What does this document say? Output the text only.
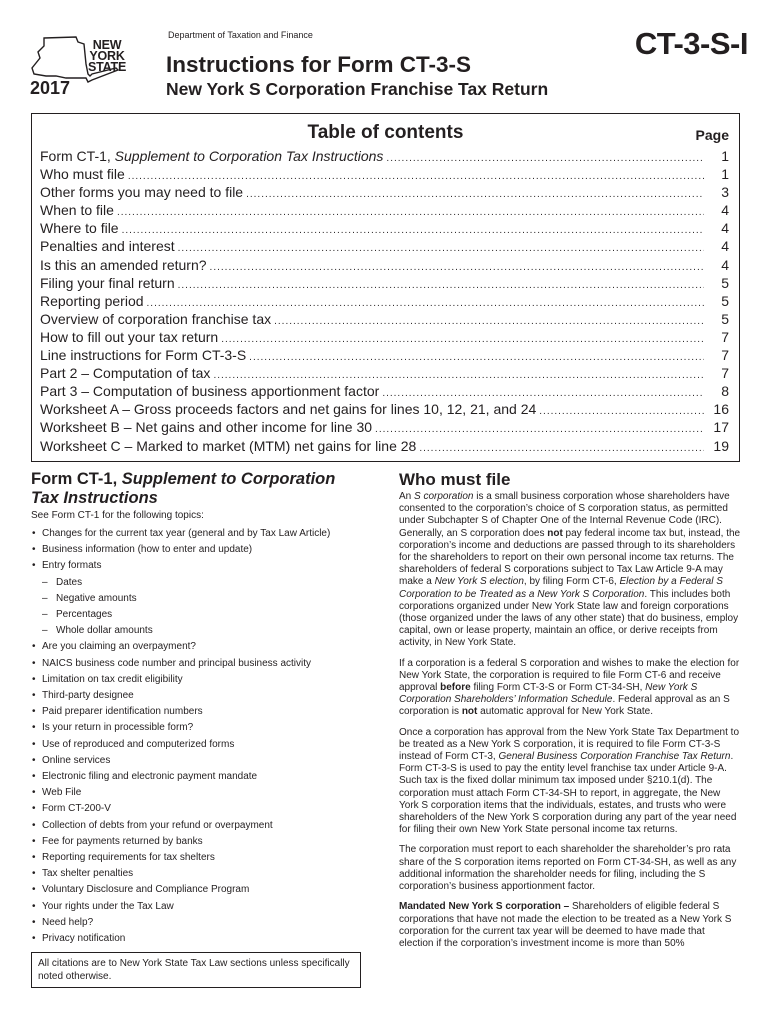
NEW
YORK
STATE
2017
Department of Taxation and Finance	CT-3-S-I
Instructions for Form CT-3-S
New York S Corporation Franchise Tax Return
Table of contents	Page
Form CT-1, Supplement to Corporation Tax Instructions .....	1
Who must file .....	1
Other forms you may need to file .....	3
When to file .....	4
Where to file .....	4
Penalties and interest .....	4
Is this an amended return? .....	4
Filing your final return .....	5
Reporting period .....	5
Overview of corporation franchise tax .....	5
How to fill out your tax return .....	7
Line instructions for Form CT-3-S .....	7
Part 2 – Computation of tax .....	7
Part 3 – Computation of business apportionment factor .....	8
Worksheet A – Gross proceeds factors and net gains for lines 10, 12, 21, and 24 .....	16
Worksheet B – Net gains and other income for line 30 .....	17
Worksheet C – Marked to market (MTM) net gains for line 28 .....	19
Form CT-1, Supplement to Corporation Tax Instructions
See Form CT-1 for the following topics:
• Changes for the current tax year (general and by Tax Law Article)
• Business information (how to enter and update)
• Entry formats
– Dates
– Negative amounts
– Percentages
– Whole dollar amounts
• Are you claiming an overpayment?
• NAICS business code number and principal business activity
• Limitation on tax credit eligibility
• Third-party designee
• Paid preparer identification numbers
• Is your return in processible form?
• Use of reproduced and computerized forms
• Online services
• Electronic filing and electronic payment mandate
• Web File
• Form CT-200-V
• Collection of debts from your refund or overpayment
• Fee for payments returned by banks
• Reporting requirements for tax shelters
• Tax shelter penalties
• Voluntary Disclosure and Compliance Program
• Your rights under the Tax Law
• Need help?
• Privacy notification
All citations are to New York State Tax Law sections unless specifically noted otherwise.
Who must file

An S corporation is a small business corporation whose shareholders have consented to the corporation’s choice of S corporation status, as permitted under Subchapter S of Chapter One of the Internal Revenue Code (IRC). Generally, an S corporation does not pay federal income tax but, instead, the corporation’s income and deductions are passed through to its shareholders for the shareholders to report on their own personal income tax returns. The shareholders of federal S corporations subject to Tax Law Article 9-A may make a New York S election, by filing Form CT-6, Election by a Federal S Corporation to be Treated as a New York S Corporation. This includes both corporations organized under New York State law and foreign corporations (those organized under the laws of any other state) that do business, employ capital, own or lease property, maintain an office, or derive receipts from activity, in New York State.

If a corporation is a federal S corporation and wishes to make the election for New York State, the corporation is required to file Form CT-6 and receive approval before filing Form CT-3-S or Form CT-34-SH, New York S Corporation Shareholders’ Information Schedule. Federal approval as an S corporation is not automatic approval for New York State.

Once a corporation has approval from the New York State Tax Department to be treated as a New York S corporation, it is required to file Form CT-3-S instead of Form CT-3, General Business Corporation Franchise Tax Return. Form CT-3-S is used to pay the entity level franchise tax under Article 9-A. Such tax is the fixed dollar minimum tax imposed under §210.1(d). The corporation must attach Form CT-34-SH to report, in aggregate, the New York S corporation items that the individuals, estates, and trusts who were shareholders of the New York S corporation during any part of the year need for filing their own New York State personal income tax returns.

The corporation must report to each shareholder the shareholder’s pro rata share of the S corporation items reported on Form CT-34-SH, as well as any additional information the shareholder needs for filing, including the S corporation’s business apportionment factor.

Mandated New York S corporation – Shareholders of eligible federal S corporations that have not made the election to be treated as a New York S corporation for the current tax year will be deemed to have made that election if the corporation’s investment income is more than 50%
--------------------
● **SHORT EXERCISE**
Report only the number of lines in the data above that contain "Computation".

● **REPLY**
2